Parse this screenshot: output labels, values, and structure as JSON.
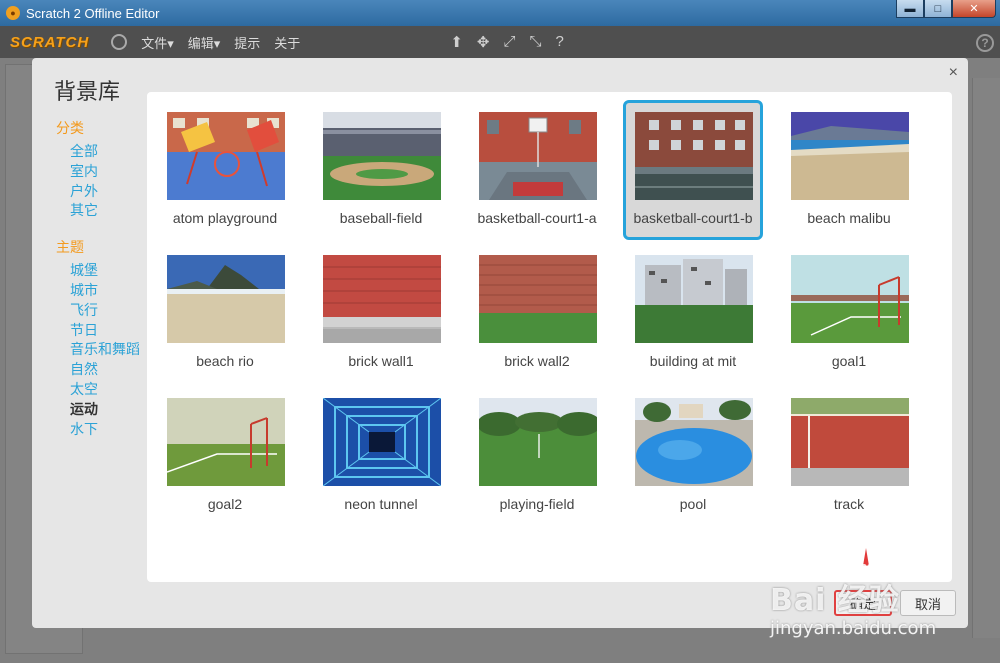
{
  "window": {
    "title": "Scratch 2 Offline Editor",
    "controls": {
      "minimize": "▬",
      "maximize": "□",
      "close": "✕"
    }
  },
  "menubar": {
    "logo": "SCRATCH",
    "items": [
      "文件▾",
      "编辑▾",
      "提示",
      "关于"
    ],
    "tool_icons": [
      "⬆",
      "✥",
      "⤢",
      "⤡",
      "?"
    ]
  },
  "dialog": {
    "title": "背景库",
    "close": "×",
    "categories_heading": "分类",
    "categories": [
      "全部",
      "室内",
      "户外",
      "其它"
    ],
    "themes_heading": "主题",
    "themes": [
      "城堡",
      "城市",
      "飞行",
      "节日",
      "音乐和舞蹈",
      "自然",
      "太空",
      "运动",
      "水下"
    ],
    "selected_theme": "运动",
    "ok_label": "确定",
    "cancel_label": "取消"
  },
  "backdrops": [
    {
      "name": "atom playground",
      "selected": false
    },
    {
      "name": "baseball-field",
      "selected": false
    },
    {
      "name": "basketball-court1-a",
      "selected": false
    },
    {
      "name": "basketball-court1-b",
      "selected": true
    },
    {
      "name": "beach malibu",
      "selected": false
    },
    {
      "name": "beach rio",
      "selected": false
    },
    {
      "name": "brick wall1",
      "selected": false
    },
    {
      "name": "brick wall2",
      "selected": false
    },
    {
      "name": "building at mit",
      "selected": false
    },
    {
      "name": "goal1",
      "selected": false
    },
    {
      "name": "goal2",
      "selected": false
    },
    {
      "name": "neon tunnel",
      "selected": false
    },
    {
      "name": "playing-field",
      "selected": false
    },
    {
      "name": "pool",
      "selected": false
    },
    {
      "name": "track",
      "selected": false
    }
  ],
  "watermark": {
    "brand": "Bai 经验",
    "url": "jingyan.baidu.com"
  }
}
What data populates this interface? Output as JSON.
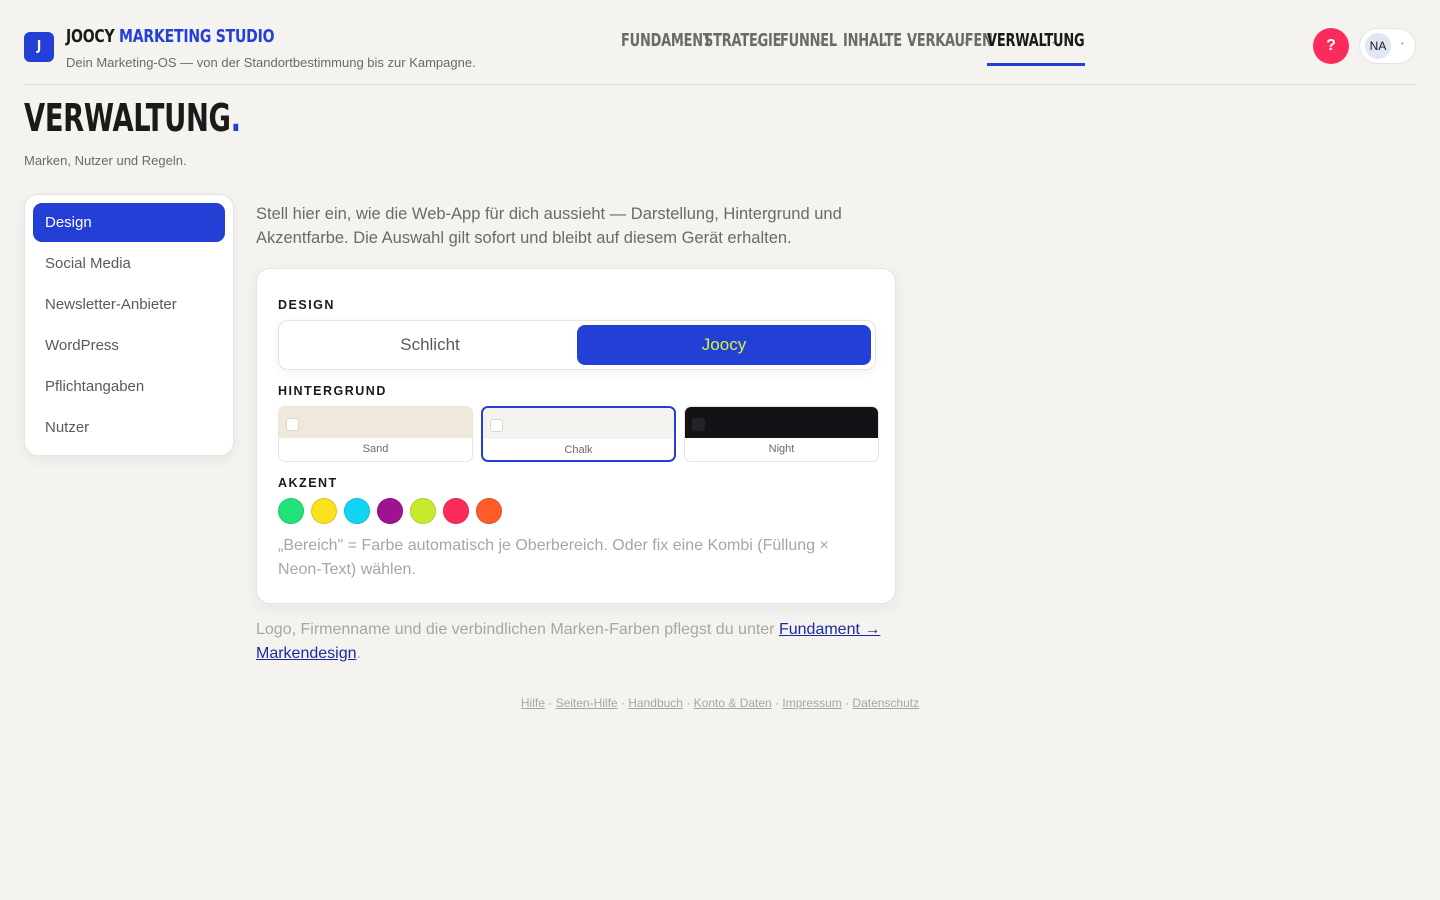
{
  "header": {
    "logo_letter": "J",
    "brand_part1": "JOOCY",
    "brand_part2": "MARKETING STUDIO",
    "tagline": "Dein Marketing-OS — von der Standortbestimmung bis zur Kampagne.",
    "nav": [
      {
        "label": "FUNDAMENT",
        "active": false
      },
      {
        "label": "STRATEGIE",
        "active": false
      },
      {
        "label": "FUNNEL",
        "active": false
      },
      {
        "label": "INHALTE",
        "active": false
      },
      {
        "label": "VERKAUFEN",
        "active": false
      },
      {
        "label": "VERWALTUNG",
        "active": true
      }
    ],
    "nav_dot": "•",
    "help_label": "?",
    "user_initials": "NA"
  },
  "page": {
    "title": "VERWALTUNG",
    "title_dot": ".",
    "subtitle": "Marken, Nutzer und Regeln."
  },
  "sidebar": {
    "items": [
      {
        "label": "Design",
        "active": true
      },
      {
        "label": "Social Media",
        "active": false
      },
      {
        "label": "Newsletter-Anbieter",
        "active": false
      },
      {
        "label": "WordPress",
        "active": false
      },
      {
        "label": "Pflichtangaben",
        "active": false
      },
      {
        "label": "Nutzer",
        "active": false
      }
    ]
  },
  "main": {
    "intro": "Stell hier ein, wie die Web-App für dich aussieht — Darstellung, Hintergrund und Akzentfarbe. Die Auswahl gilt sofort und bleibt auf diesem Gerät erhalten.",
    "design_label": "DESIGN",
    "design_options": [
      {
        "label": "Schlicht",
        "active": false
      },
      {
        "label": "Joocy",
        "active": true
      }
    ],
    "background_label": "HINTERGRUND",
    "backgrounds": [
      {
        "name": "Sand",
        "color": "#f1e8dc",
        "check_color": "#ffffff",
        "active": false
      },
      {
        "name": "Chalk",
        "color": "#f4f3f0",
        "check_color": "#ffffff",
        "active": true
      },
      {
        "name": "Night",
        "color": "#141217",
        "check_color": "#24222a",
        "active": false
      }
    ],
    "accent_label": "AKZENT",
    "accents": [
      "#22e27a",
      "#fbe01f",
      "#12d4f4",
      "#a0138f",
      "#c8ea2c",
      "#fb2c5c",
      "#fd5b2a"
    ],
    "accent_note": "„Bereich\" = Farbe automatisch je Oberbereich. Oder fix eine Kombi (Füllung × Neon-Text) wählen.",
    "bottom_note_prefix": "Logo, Firmenname und die verbindlichen Marken-Farben pflegst du unter ",
    "bottom_note_link": "Fundament → Markendesign",
    "bottom_note_suffix": "."
  },
  "footer": {
    "links": [
      "Hilfe",
      "Seiten-Hilfe",
      "Handbuch",
      "Konto & Daten",
      "Impressum",
      "Datenschutz"
    ],
    "separator": " · "
  },
  "colors": {
    "accent": "#243fd6",
    "neon": "#d6f53a",
    "help": "#fb2c5c",
    "background": "#f4f3f0"
  }
}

▶ [REQUEST]: Copy the records exactly. Skip the pictures.

▶ [EXPECTED ANSWER]:
Parse this screenshot: output labels, values, and structure as JSON.
{
  "window": {
    "title": "Scratch 2 Offline Editor",
    "controls": {
      "minimize": "▬",
      "maximize": "□",
      "close": "✕"
    }
  },
  "menubar": {
    "logo": "SCRATCH",
    "items": [
      "文件▾",
      "编辑▾",
      "提示",
      "关于"
    ],
    "tool_icons": [
      "⬆",
      "✥",
      "⤢",
      "⤡",
      "?"
    ]
  },
  "dialog": {
    "title": "背景库",
    "close": "×",
    "categories_heading": "分类",
    "categories": [
      "全部",
      "室内",
      "户外",
      "其它"
    ],
    "themes_heading": "主题",
    "themes": [
      "城堡",
      "城市",
      "飞行",
      "节日",
      "音乐和舞蹈",
      "自然",
      "太空",
      "运动",
      "水下"
    ],
    "selected_theme": "运动",
    "ok_label": "确定",
    "cancel_label": "取消"
  },
  "backdrops": [
    {
      "name": "atom playground",
      "selected": false
    },
    {
      "name": "baseball-field",
      "selected": false
    },
    {
      "name": "basketball-court1-a",
      "selected": false
    },
    {
      "name": "basketball-court1-b",
      "selected": true
    },
    {
      "name": "beach malibu",
      "selected": false
    },
    {
      "name": "beach rio",
      "selected": false
    },
    {
      "name": "brick wall1",
      "selected": false
    },
    {
      "name": "brick wall2",
      "selected": false
    },
    {
      "name": "building at mit",
      "selected": false
    },
    {
      "name": "goal1",
      "selected": false
    },
    {
      "name": "goal2",
      "selected": false
    },
    {
      "name": "neon tunnel",
      "selected": false
    },
    {
      "name": "playing-field",
      "selected": false
    },
    {
      "name": "pool",
      "selected": false
    },
    {
      "name": "track",
      "selected": false
    }
  ],
  "watermark": {
    "brand": "Bai 经验",
    "url": "jingyan.baidu.com"
  }
}
What data populates this interface? Output as JSON.
{
  "header": {
    "logo_letter": "J",
    "brand_part1": "JOOCY",
    "brand_part2": "MARKETING STUDIO",
    "tagline": "Dein Marketing-OS — von der Standortbestimmung bis zur Kampagne.",
    "nav": [
      {
        "label": "FUNDAMENT",
        "active": false
      },
      {
        "label": "STRATEGIE",
        "active": false
      },
      {
        "label": "FUNNEL",
        "active": false
      },
      {
        "label": "INHALTE",
        "active": false
      },
      {
        "label": "VERKAUFEN",
        "active": false
      },
      {
        "label": "VERWALTUNG",
        "active": true
      }
    ],
    "nav_dot": "•",
    "help_label": "?",
    "user_initials": "NA"
  },
  "page": {
    "title": "VERWALTUNG",
    "title_dot": ".",
    "subtitle": "Marken, Nutzer und Regeln."
  },
  "sidebar": {
    "items": [
      {
        "label": "Design",
        "active": true
      },
      {
        "label": "Social Media",
        "active": false
      },
      {
        "label": "Newsletter-Anbieter",
        "active": false
      },
      {
        "label": "WordPress",
        "active": false
      },
      {
        "label": "Pflichtangaben",
        "active": false
      },
      {
        "label": "Nutzer",
        "active": false
      }
    ]
  },
  "main": {
    "intro": "Stell hier ein, wie die Web-App für dich aussieht — Darstellung, Hintergrund und Akzentfarbe. Die Auswahl gilt sofort und bleibt auf diesem Gerät erhalten.",
    "design_label": "DESIGN",
    "design_options": [
      {
        "label": "Schlicht",
        "active": false
      },
      {
        "label": "Joocy",
        "active": true
      }
    ],
    "background_label": "HINTERGRUND",
    "backgrounds": [
      {
        "name": "Sand",
        "color": "#f1e8dc",
        "check_color": "#ffffff",
        "active": false
      },
      {
        "name": "Chalk",
        "color": "#f4f3f0",
        "check_color": "#ffffff",
        "active": true
      },
      {
        "name": "Night",
        "color": "#141217",
        "check_color": "#24222a",
        "active": false
      }
    ],
    "accent_label": "AKZENT",
    "accents": [
      "#22e27a",
      "#fbe01f",
      "#12d4f4",
      "#a0138f",
      "#c8ea2c",
      "#fb2c5c",
      "#fd5b2a"
    ],
    "accent_note": "„Bereich\" = Farbe automatisch je Oberbereich. Oder fix eine Kombi (Füllung × Neon-Text) wählen.",
    "bottom_note_prefix": "Logo, Firmenname und die verbindlichen Marken-Farben pflegst du unter ",
    "bottom_note_link": "Fundament → Markendesign",
    "bottom_note_suffix": "."
  },
  "footer": {
    "links": [
      "Hilfe",
      "Seiten-Hilfe",
      "Handbuch",
      "Konto & Daten",
      "Impressum",
      "Datenschutz"
    ],
    "separator": " · "
  },
  "colors": {
    "accent": "#243fd6",
    "neon": "#d6f53a",
    "help": "#fb2c5c",
    "background": "#f4f3f0"
  }
}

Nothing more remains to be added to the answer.